- [Short task] Output all the material that follows, exactly as given.

— start Data provided —

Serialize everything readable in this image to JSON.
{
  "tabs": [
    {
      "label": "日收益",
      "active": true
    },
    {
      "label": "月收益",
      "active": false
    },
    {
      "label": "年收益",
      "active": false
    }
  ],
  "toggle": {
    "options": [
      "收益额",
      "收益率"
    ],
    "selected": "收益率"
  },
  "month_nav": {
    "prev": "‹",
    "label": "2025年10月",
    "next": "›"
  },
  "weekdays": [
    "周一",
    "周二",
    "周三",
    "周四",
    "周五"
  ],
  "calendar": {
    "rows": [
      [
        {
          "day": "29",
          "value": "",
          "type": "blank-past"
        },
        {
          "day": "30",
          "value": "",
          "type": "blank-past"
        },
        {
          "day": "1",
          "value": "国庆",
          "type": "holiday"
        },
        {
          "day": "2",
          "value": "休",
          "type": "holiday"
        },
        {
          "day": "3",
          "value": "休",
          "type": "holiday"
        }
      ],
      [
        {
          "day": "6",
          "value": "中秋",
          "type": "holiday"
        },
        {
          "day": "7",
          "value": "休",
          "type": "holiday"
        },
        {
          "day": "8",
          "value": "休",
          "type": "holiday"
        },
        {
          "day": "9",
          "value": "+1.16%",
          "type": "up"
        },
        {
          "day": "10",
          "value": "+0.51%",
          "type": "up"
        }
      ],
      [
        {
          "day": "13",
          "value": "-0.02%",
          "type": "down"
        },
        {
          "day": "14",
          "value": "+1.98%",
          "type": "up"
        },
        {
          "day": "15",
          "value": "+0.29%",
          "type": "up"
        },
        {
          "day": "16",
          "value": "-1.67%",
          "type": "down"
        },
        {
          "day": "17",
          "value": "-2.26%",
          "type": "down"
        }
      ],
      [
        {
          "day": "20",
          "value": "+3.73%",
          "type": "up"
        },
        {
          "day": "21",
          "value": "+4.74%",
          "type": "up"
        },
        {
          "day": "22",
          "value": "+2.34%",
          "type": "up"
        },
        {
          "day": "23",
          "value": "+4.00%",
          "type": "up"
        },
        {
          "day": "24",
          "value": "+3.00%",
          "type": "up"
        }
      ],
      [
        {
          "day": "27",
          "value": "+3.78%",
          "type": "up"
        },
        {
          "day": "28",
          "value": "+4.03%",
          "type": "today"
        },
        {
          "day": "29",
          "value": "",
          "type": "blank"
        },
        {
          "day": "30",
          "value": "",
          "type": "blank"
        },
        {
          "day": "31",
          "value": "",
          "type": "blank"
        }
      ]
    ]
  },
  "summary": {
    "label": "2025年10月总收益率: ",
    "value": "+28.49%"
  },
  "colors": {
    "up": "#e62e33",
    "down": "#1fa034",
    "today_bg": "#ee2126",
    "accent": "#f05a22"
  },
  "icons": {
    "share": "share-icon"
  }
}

— end Data provided —

- [Expected answer]
Serialize everything readable in this image to JSON.
{
  "tabs": [
    {
      "label": "日收益",
      "active": true
    },
    {
      "label": "月收益",
      "active": false
    },
    {
      "label": "年收益",
      "active": false
    }
  ],
  "toggle": {
    "options": [
      "收益额",
      "收益率"
    ],
    "selected": "收益率"
  },
  "month_nav": {
    "prev": "‹",
    "label": "2025年10月",
    "next": "›"
  },
  "weekdays": [
    "周一",
    "周二",
    "周三",
    "周四",
    "周五"
  ],
  "calendar": {
    "rows": [
      [
        {
          "day": "29",
          "value": "",
          "type": "blank-past"
        },
        {
          "day": "30",
          "value": "",
          "type": "blank-past"
        },
        {
          "day": "1",
          "value": "国庆",
          "type": "holiday"
        },
        {
          "day": "2",
          "value": "休",
          "type": "holiday"
        },
        {
          "day": "3",
          "value": "休",
          "type": "holiday"
        }
      ],
      [
        {
          "day": "6",
          "value": "中秋",
          "type": "holiday"
        },
        {
          "day": "7",
          "value": "休",
          "type": "holiday"
        },
        {
          "day": "8",
          "value": "休",
          "type": "holiday"
        },
        {
          "day": "9",
          "value": "+1.16%",
          "type": "up"
        },
        {
          "day": "10",
          "value": "+0.51%",
          "type": "up"
        }
      ],
      [
        {
          "day": "13",
          "value": "-0.02%",
          "type": "down"
        },
        {
          "day": "14",
          "value": "+1.98%",
          "type": "up"
        },
        {
          "day": "15",
          "value": "+0.29%",
          "type": "up"
        },
        {
          "day": "16",
          "value": "-1.67%",
          "type": "down"
        },
        {
          "day": "17",
          "value": "-2.26%",
          "type": "down"
        }
      ],
      [
        {
          "day": "20",
          "value": "+3.73%",
          "type": "up"
        },
        {
          "day": "21",
          "value": "+4.74%",
          "type": "up"
        },
        {
          "day": "22",
          "value": "+2.34%",
          "type": "up"
        },
        {
          "day": "23",
          "value": "+4.00%",
          "type": "up"
        },
        {
          "day": "24",
          "value": "+3.00%",
          "type": "up"
        }
      ],
      [
        {
          "day": "27",
          "value": "+3.78%",
          "type": "up"
        },
        {
          "day": "28",
          "value": "+4.03%",
          "type": "today"
        },
        {
          "day": "29",
          "value": "",
          "type": "blank"
        },
        {
          "day": "30",
          "value": "",
          "type": "blank"
        },
        {
          "day": "31",
          "value": "",
          "type": "blank"
        }
      ]
    ]
  },
  "summary": {
    "label": "2025年10月总收益率: ",
    "value": "+28.49%"
  },
  "colors": {
    "up": "#e62e33",
    "down": "#1fa034",
    "today_bg": "#ee2126",
    "accent": "#f05a22"
  },
  "icons": {
    "share": "share-icon"
  }
}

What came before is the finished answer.